Each entry that follows must be output without any deviation.
##############################
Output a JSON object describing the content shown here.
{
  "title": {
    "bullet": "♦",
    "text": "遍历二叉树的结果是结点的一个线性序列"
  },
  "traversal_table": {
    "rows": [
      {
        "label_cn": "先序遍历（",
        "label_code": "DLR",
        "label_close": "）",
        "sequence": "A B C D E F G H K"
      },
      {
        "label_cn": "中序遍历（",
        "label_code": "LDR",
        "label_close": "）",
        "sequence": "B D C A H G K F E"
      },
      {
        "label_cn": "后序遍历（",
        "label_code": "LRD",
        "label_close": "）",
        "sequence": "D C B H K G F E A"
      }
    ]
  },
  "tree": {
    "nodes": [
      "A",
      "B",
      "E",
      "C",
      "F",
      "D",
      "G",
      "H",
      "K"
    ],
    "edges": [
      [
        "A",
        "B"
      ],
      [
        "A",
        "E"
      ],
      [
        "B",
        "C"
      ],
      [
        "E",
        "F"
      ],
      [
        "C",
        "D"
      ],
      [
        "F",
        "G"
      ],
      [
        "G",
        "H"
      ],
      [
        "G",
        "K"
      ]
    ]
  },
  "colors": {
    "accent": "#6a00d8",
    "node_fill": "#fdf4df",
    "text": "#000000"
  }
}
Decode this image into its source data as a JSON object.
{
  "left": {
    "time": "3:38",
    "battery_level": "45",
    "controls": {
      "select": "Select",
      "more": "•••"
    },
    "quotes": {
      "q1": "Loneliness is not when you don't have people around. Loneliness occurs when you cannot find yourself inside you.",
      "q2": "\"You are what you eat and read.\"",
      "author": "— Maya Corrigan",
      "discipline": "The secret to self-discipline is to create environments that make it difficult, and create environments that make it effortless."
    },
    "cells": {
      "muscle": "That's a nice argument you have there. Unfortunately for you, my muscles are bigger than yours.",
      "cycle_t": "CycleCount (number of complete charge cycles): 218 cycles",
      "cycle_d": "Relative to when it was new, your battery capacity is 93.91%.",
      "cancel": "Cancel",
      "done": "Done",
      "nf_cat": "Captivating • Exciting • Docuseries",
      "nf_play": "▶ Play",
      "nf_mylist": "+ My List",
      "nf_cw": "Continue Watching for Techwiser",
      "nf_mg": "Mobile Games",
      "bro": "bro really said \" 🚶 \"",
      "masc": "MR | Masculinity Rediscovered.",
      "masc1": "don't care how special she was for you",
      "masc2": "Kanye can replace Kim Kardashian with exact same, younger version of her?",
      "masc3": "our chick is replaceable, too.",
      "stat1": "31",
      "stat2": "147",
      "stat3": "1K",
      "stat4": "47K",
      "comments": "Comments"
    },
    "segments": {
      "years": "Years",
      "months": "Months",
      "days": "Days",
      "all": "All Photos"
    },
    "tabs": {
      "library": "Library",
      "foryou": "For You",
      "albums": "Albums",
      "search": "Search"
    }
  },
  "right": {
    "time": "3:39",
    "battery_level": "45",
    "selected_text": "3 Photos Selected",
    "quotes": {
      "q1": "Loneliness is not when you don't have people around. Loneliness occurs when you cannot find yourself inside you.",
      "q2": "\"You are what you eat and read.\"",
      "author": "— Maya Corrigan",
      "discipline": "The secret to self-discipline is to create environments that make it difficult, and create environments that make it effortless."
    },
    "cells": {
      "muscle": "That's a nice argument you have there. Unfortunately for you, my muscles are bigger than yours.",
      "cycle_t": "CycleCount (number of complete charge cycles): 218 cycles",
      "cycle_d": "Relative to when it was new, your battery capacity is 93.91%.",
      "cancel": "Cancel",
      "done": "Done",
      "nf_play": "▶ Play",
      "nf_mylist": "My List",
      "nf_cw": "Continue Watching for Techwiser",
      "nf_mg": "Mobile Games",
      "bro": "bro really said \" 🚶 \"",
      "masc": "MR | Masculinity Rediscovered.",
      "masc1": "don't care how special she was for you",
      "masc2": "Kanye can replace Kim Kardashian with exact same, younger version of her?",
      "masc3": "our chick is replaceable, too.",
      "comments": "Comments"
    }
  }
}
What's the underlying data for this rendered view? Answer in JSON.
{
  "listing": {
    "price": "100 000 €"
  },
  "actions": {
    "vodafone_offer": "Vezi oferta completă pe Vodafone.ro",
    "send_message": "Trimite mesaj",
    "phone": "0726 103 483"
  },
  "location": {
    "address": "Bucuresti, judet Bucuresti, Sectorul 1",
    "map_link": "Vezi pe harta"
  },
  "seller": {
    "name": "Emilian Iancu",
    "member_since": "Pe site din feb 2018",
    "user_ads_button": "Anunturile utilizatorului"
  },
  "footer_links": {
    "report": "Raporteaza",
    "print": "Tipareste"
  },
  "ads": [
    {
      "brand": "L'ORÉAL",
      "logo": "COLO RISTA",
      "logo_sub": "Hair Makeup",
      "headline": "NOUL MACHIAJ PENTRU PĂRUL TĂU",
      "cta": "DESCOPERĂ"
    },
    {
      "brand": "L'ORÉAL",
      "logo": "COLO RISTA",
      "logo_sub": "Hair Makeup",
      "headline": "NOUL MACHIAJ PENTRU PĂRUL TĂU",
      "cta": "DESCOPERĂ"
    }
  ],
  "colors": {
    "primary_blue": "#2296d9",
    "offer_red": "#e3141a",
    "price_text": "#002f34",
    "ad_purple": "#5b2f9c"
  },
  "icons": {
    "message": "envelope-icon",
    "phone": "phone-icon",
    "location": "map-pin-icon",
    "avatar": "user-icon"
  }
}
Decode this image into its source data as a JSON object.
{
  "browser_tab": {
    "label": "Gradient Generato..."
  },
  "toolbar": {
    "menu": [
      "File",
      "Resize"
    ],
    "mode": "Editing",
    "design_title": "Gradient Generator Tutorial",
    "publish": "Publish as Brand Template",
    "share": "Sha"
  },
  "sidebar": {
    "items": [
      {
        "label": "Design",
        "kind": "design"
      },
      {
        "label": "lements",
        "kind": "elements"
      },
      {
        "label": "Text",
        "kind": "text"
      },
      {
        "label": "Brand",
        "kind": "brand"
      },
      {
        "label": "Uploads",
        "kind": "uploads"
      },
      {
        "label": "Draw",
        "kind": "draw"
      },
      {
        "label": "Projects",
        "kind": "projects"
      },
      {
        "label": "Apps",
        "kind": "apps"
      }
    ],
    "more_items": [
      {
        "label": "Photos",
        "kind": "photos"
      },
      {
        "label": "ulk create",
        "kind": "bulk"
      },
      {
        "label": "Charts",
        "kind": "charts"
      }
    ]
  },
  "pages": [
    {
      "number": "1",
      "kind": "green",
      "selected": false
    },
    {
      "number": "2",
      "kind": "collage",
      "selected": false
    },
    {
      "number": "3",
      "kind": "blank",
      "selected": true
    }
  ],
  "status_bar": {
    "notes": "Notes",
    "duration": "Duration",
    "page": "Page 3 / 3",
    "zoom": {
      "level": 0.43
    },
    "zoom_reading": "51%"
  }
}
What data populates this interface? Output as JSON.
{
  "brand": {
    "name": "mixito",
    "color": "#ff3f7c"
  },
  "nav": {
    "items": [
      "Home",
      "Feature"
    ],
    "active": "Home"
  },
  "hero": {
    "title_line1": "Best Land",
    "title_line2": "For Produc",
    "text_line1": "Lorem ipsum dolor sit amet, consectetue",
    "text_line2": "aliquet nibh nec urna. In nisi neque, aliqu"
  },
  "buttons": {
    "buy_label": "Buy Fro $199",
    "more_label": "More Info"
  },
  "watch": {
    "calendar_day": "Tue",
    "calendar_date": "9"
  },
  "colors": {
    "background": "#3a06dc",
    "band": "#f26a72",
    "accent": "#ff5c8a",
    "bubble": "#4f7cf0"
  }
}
##############################
**Full solution:**
Output a JSON object describing the content shown here.
{
  "title": {
    "bullet": "♦",
    "text": "遍历二叉树的结果是结点的一个线性序列"
  },
  "traversal_table": {
    "rows": [
      {
        "label_cn": "先序遍历（",
        "label_code": "DLR",
        "label_close": "）",
        "sequence": "A B C D E F G H K"
      },
      {
        "label_cn": "中序遍历（",
        "label_code": "LDR",
        "label_close": "）",
        "sequence": "B D C A H G K F E"
      },
      {
        "label_cn": "后序遍历（",
        "label_code": "LRD",
        "label_close": "）",
        "sequence": "D C B H K G F E A"
      }
    ]
  },
  "tree": {
    "nodes": [
      "A",
      "B",
      "E",
      "C",
      "F",
      "D",
      "G",
      "H",
      "K"
    ],
    "edges": [
      [
        "A",
        "B"
      ],
      [
        "A",
        "E"
      ],
      [
        "B",
        "C"
      ],
      [
        "E",
        "F"
      ],
      [
        "C",
        "D"
      ],
      [
        "F",
        "G"
      ],
      [
        "G",
        "H"
      ],
      [
        "G",
        "K"
      ]
    ]
  },
  "colors": {
    "accent": "#6a00d8",
    "node_fill": "#fdf4df",
    "text": "#000000"
  }
}
Decode this image into its source data as a JSON object.
{
  "left": {
    "time": "3:38",
    "battery_level": "45",
    "controls": {
      "select": "Select",
      "more": "•••"
    },
    "quotes": {
      "q1": "Loneliness is not when you don't have people around. Loneliness occurs when you cannot find yourself inside you.",
      "q2": "\"You are what you eat and read.\"",
      "author": "— Maya Corrigan",
      "discipline": "The secret to self-discipline is to create environments that make it difficult, and create environments that make it effortless."
    },
    "cells": {
      "muscle": "That's a nice argument you have there. Unfortunately for you, my muscles are bigger than yours.",
      "cycle_t": "CycleCount (number of complete charge cycles): 218 cycles",
      "cycle_d": "Relative to when it was new, your battery capacity is 93.91%.",
      "cancel": "Cancel",
      "done": "Done",
      "nf_cat": "Captivating • Exciting • Docuseries",
      "nf_play": "▶ Play",
      "nf_mylist": "+ My List",
      "nf_cw": "Continue Watching for Techwiser",
      "nf_mg": "Mobile Games",
      "bro": "bro really said \" 🚶 \"",
      "masc": "MR | Masculinity Rediscovered.",
      "masc1": "don't care how special she was for you",
      "masc2": "Kanye can replace Kim Kardashian with exact same, younger version of her?",
      "masc3": "our chick is replaceable, too.",
      "stat1": "31",
      "stat2": "147",
      "stat3": "1K",
      "stat4": "47K",
      "comments": "Comments"
    },
    "segments": {
      "years": "Years",
      "months": "Months",
      "days": "Days",
      "all": "All Photos"
    },
    "tabs": {
      "library": "Library",
      "foryou": "For You",
      "albums": "Albums",
      "search": "Search"
    }
  },
  "right": {
    "time": "3:39",
    "battery_level": "45",
    "selected_text": "3 Photos Selected",
    "quotes": {
      "q1": "Loneliness is not when you don't have people around. Loneliness occurs when you cannot find yourself inside you.",
      "q2": "\"You are what you eat and read.\"",
      "author": "— Maya Corrigan",
      "discipline": "The secret to self-discipline is to create environments that make it difficult, and create environments that make it effortless."
    },
    "cells": {
      "muscle": "That's a nice argument you have there. Unfortunately for you, my muscles are bigger than yours.",
      "cycle_t": "CycleCount (number of complete charge cycles): 218 cycles",
      "cycle_d": "Relative to when it was new, your battery capacity is 93.91%.",
      "cancel": "Cancel",
      "done": "Done",
      "nf_play": "▶ Play",
      "nf_mylist": "My List",
      "nf_cw": "Continue Watching for Techwiser",
      "nf_mg": "Mobile Games",
      "bro": "bro really said \" 🚶 \"",
      "masc": "MR | Masculinity Rediscovered.",
      "masc1": "don't care how special she was for you",
      "masc2": "Kanye can replace Kim Kardashian with exact same, younger version of her?",
      "masc3": "our chick is replaceable, too.",
      "comments": "Comments"
    }
  }
}
What's the underlying data for this rendered view? Answer in JSON.
{
  "listing": {
    "price": "100 000 €"
  },
  "actions": {
    "vodafone_offer": "Vezi oferta completă pe Vodafone.ro",
    "send_message": "Trimite mesaj",
    "phone": "0726 103 483"
  },
  "location": {
    "address": "Bucuresti, judet Bucuresti, Sectorul 1",
    "map_link": "Vezi pe harta"
  },
  "seller": {
    "name": "Emilian Iancu",
    "member_since": "Pe site din feb 2018",
    "user_ads_button": "Anunturile utilizatorului"
  },
  "footer_links": {
    "report": "Raporteaza",
    "print": "Tipareste"
  },
  "ads": [
    {
      "brand": "L'ORÉAL",
      "logo": "COLO RISTA",
      "logo_sub": "Hair Makeup",
      "headline": "NOUL MACHIAJ PENTRU PĂRUL TĂU",
      "cta": "DESCOPERĂ"
    },
    {
      "brand": "L'ORÉAL",
      "logo": "COLO RISTA",
      "logo_sub": "Hair Makeup",
      "headline": "NOUL MACHIAJ PENTRU PĂRUL TĂU",
      "cta": "DESCOPERĂ"
    }
  ],
  "colors": {
    "primary_blue": "#2296d9",
    "offer_red": "#e3141a",
    "price_text": "#002f34",
    "ad_purple": "#5b2f9c"
  },
  "icons": {
    "message": "envelope-icon",
    "phone": "phone-icon",
    "location": "map-pin-icon",
    "avatar": "user-icon"
  }
}
Decode this image into its source data as a JSON object.
{
  "browser_tab": {
    "label": "Gradient Generato..."
  },
  "toolbar": {
    "menu": [
      "File",
      "Resize"
    ],
    "mode": "Editing",
    "design_title": "Gradient Generator Tutorial",
    "publish": "Publish as Brand Template",
    "share": "Sha"
  },
  "sidebar": {
    "items": [
      {
        "label": "Design",
        "kind": "design"
      },
      {
        "label": "lements",
        "kind": "elements"
      },
      {
        "label": "Text",
        "kind": "text"
      },
      {
        "label": "Brand",
        "kind": "brand"
      },
      {
        "label": "Uploads",
        "kind": "uploads"
      },
      {
        "label": "Draw",
        "kind": "draw"
      },
      {
        "label": "Projects",
        "kind": "projects"
      },
      {
        "label": "Apps",
        "kind": "apps"
      }
    ],
    "more_items": [
      {
        "label": "Photos",
        "kind": "photos"
      },
      {
        "label": "ulk create",
        "kind": "bulk"
      },
      {
        "label": "Charts",
        "kind": "charts"
      }
    ]
  },
  "pages": [
    {
      "number": "1",
      "kind": "green",
      "selected": false
    },
    {
      "number": "2",
      "kind": "collage",
      "selected": false
    },
    {
      "number": "3",
      "kind": "blank",
      "selected": true
    }
  ],
  "status_bar": {
    "notes": "Notes",
    "duration": "Duration",
    "page": "Page 3 / 3",
    "zoom": {
      "level": 0.43
    },
    "zoom_reading": "51%"
  }
}
What data populates this interface? Output as JSON.
{
  "brand": {
    "name": "mixito",
    "color": "#ff3f7c"
  },
  "nav": {
    "items": [
      "Home",
      "Feature"
    ],
    "active": "Home"
  },
  "hero": {
    "title_line1": "Best Land",
    "title_line2": "For Produc",
    "text_line1": "Lorem ipsum dolor sit amet, consectetue",
    "text_line2": "aliquet nibh nec urna. In nisi neque, aliqu"
  },
  "buttons": {
    "buy_label": "Buy Fro $199",
    "more_label": "More Info"
  },
  "watch": {
    "calendar_day": "Tue",
    "calendar_date": "9"
  },
  "colors": {
    "background": "#3a06dc",
    "band": "#f26a72",
    "accent": "#ff5c8a",
    "bubble": "#4f7cf0"
  }
}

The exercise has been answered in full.